Work instructions: The entries below are to be transcribed in full, without their images.

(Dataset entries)
____

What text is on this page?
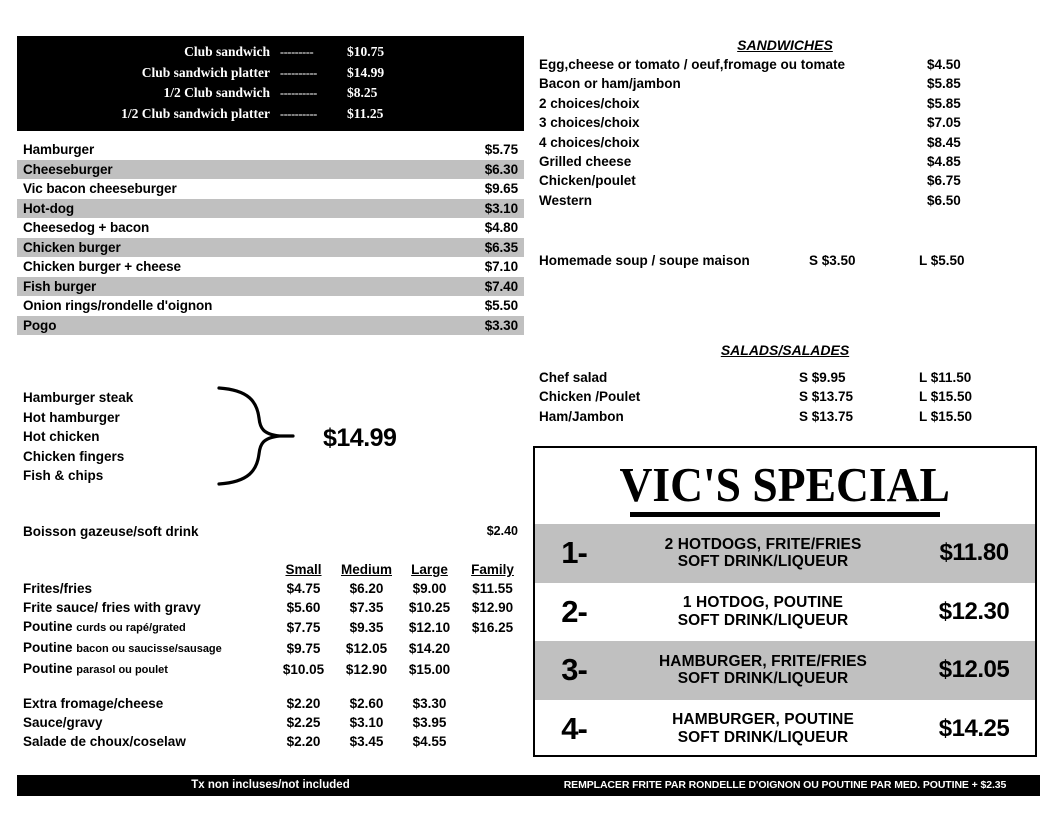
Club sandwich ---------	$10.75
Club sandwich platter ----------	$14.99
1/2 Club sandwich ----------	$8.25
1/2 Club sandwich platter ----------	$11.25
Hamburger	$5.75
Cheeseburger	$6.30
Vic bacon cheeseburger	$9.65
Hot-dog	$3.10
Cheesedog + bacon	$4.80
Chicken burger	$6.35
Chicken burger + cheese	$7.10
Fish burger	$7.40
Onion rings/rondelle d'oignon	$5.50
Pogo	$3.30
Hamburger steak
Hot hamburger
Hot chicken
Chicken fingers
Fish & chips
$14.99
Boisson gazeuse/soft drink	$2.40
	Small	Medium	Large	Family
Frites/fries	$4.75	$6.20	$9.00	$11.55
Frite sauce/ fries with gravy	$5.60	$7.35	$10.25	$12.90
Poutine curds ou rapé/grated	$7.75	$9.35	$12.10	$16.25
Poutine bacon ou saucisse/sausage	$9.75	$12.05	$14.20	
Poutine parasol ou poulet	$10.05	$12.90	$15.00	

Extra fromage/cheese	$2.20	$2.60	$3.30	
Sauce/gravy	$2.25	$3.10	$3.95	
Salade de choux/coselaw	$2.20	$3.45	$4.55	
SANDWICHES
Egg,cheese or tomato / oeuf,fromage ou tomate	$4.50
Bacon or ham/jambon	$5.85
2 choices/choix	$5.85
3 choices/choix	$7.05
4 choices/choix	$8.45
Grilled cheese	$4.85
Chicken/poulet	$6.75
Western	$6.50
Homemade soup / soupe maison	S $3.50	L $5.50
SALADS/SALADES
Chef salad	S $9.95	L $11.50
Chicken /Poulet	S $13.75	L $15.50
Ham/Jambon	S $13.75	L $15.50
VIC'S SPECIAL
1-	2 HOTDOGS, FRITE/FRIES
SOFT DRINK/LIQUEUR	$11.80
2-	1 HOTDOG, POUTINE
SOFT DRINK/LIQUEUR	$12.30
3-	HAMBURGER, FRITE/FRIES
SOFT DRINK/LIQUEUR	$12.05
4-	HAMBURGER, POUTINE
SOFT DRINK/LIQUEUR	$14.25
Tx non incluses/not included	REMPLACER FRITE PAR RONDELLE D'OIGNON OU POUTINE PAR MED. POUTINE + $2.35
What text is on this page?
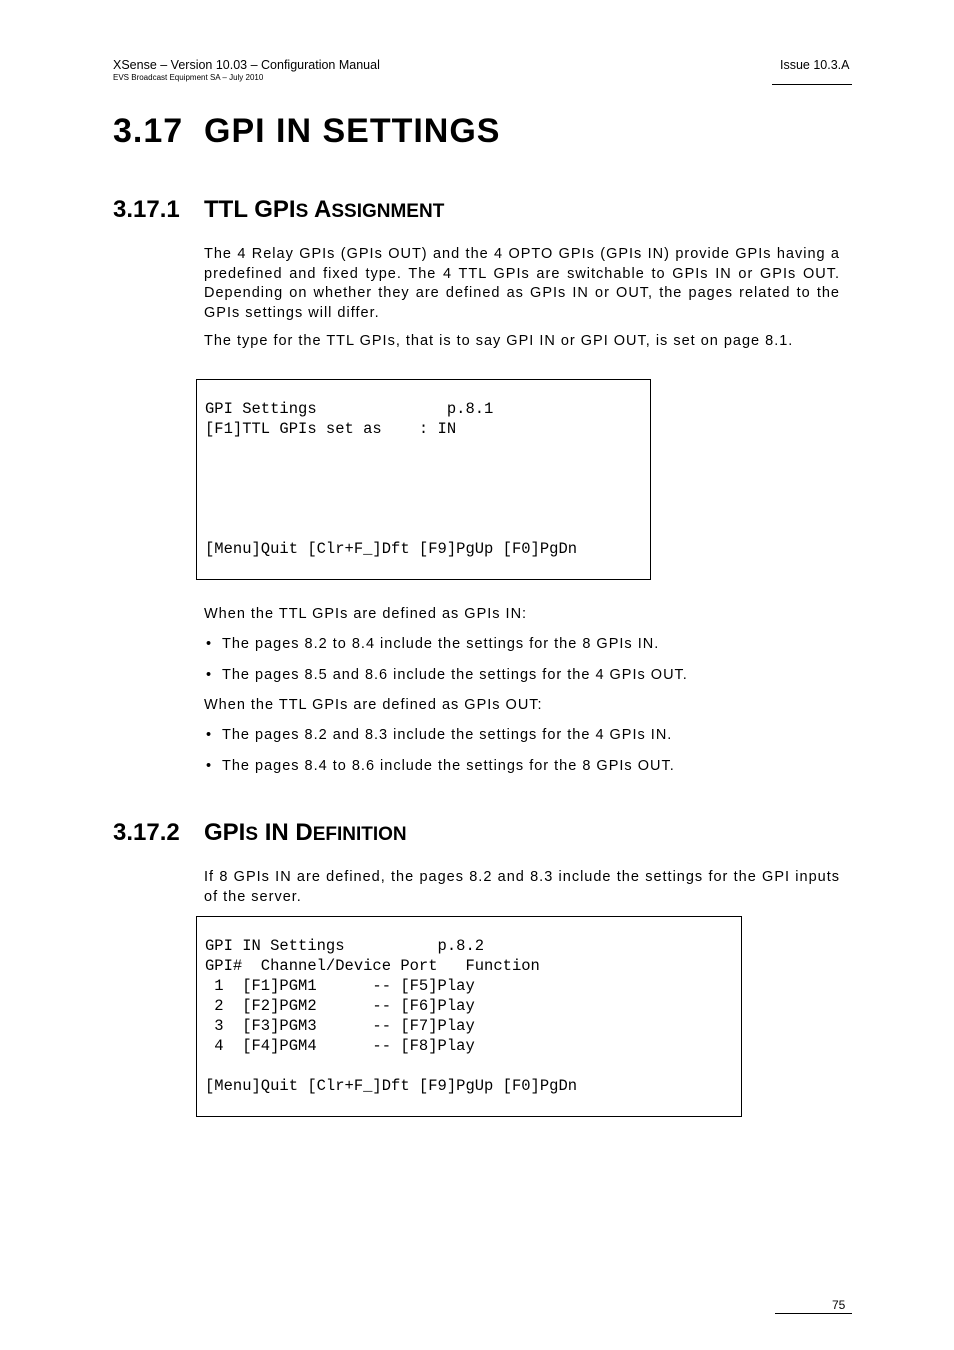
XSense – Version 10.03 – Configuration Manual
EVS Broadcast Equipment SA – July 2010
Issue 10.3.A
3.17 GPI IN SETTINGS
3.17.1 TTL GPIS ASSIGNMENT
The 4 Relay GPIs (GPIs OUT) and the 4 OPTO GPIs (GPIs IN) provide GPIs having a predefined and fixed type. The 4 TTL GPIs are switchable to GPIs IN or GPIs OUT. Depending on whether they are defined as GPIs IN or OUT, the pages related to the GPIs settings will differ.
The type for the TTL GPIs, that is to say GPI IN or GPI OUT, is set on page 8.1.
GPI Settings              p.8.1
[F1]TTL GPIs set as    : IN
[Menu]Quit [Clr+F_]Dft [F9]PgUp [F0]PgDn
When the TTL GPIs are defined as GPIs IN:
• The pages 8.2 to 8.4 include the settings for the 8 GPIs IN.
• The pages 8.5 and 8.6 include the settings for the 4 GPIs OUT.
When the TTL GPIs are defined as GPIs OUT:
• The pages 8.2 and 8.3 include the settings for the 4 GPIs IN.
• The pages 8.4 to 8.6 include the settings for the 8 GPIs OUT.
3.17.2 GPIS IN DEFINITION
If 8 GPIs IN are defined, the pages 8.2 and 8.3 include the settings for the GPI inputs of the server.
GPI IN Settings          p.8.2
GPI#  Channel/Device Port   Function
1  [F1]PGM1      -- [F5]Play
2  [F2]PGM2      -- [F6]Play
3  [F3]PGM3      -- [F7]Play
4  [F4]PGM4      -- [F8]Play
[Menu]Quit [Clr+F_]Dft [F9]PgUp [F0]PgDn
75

____

Completed exercise:
What text is on this page?
Club sandwich ---------	$10.75
Club sandwich platter ----------	$14.99
1/2 Club sandwich ----------	$8.25
1/2 Club sandwich platter ----------	$11.25
Hamburger	$5.75
Cheeseburger	$6.30
Vic bacon cheeseburger	$9.65
Hot-dog	$3.10
Cheesedog + bacon	$4.80
Chicken burger	$6.35
Chicken burger + cheese	$7.10
Fish burger	$7.40
Onion rings/rondelle d'oignon	$5.50
Pogo	$3.30
Hamburger steak
Hot hamburger
Hot chicken
Chicken fingers
Fish & chips
$14.99
Boisson gazeuse/soft drink	$2.40
	Small	Medium	Large	Family
Frites/fries	$4.75	$6.20	$9.00	$11.55
Frite sauce/ fries with gravy	$5.60	$7.35	$10.25	$12.90
Poutine curds ou rapé/grated	$7.75	$9.35	$12.10	$16.25
Poutine bacon ou saucisse/sausage	$9.75	$12.05	$14.20	
Poutine parasol ou poulet	$10.05	$12.90	$15.00	

Extra fromage/cheese	$2.20	$2.60	$3.30	
Sauce/gravy	$2.25	$3.10	$3.95	
Salade de choux/coselaw	$2.20	$3.45	$4.55	
SANDWICHES
Egg,cheese or tomato / oeuf,fromage ou tomate	$4.50
Bacon or ham/jambon	$5.85
2 choices/choix	$5.85
3 choices/choix	$7.05
4 choices/choix	$8.45
Grilled cheese	$4.85
Chicken/poulet	$6.75
Western	$6.50
Homemade soup / soupe maison	S $3.50	L $5.50
SALADS/SALADES
Chef salad	S $9.95	L $11.50
Chicken /Poulet	S $13.75	L $15.50
Ham/Jambon	S $13.75	L $15.50
VIC'S SPECIAL
1-	2 HOTDOGS, FRITE/FRIES
SOFT DRINK/LIQUEUR	$11.80
2-	1 HOTDOG, POUTINE
SOFT DRINK/LIQUEUR	$12.30
3-	HAMBURGER, FRITE/FRIES
SOFT DRINK/LIQUEUR	$12.05
4-	HAMBURGER, POUTINE
SOFT DRINK/LIQUEUR	$14.25
Tx non incluses/not included	REMPLACER FRITE PAR RONDELLE D'OIGNON OU POUTINE PAR MED. POUTINE + $2.35
What text is on this page?
XSense – Version 10.03 – Configuration Manual
EVS Broadcast Equipment SA – July 2010
Issue 10.3.A
3.17 GPI IN SETTINGS
3.17.1 TTL GPIS ASSIGNMENT
The 4 Relay GPIs (GPIs OUT) and the 4 OPTO GPIs (GPIs IN) provide GPIs having a predefined and fixed type. The 4 TTL GPIs are switchable to GPIs IN or GPIs OUT. Depending on whether they are defined as GPIs IN or OUT, the pages related to the GPIs settings will differ.
The type for the TTL GPIs, that is to say GPI IN or GPI OUT, is set on page 8.1.
GPI Settings              p.8.1
[F1]TTL GPIs set as    : IN
[Menu]Quit [Clr+F_]Dft [F9]PgUp [F0]PgDn
When the TTL GPIs are defined as GPIs IN:
• The pages 8.2 to 8.4 include the settings for the 8 GPIs IN.
• The pages 8.5 and 8.6 include the settings for the 4 GPIs OUT.
When the TTL GPIs are defined as GPIs OUT:
• The pages 8.2 and 8.3 include the settings for the 4 GPIs IN.
• The pages 8.4 to 8.6 include the settings for the 8 GPIs OUT.
3.17.2 GPIS IN DEFINITION
If 8 GPIs IN are defined, the pages 8.2 and 8.3 include the settings for the GPI inputs of the server.
GPI IN Settings          p.8.2
GPI#  Channel/Device Port   Function
1  [F1]PGM1      -- [F5]Play
2  [F2]PGM2      -- [F6]Play
3  [F3]PGM3      -- [F7]Play
4  [F4]PGM4      -- [F8]Play
[Menu]Quit [Clr+F_]Dft [F9]PgUp [F0]PgDn
75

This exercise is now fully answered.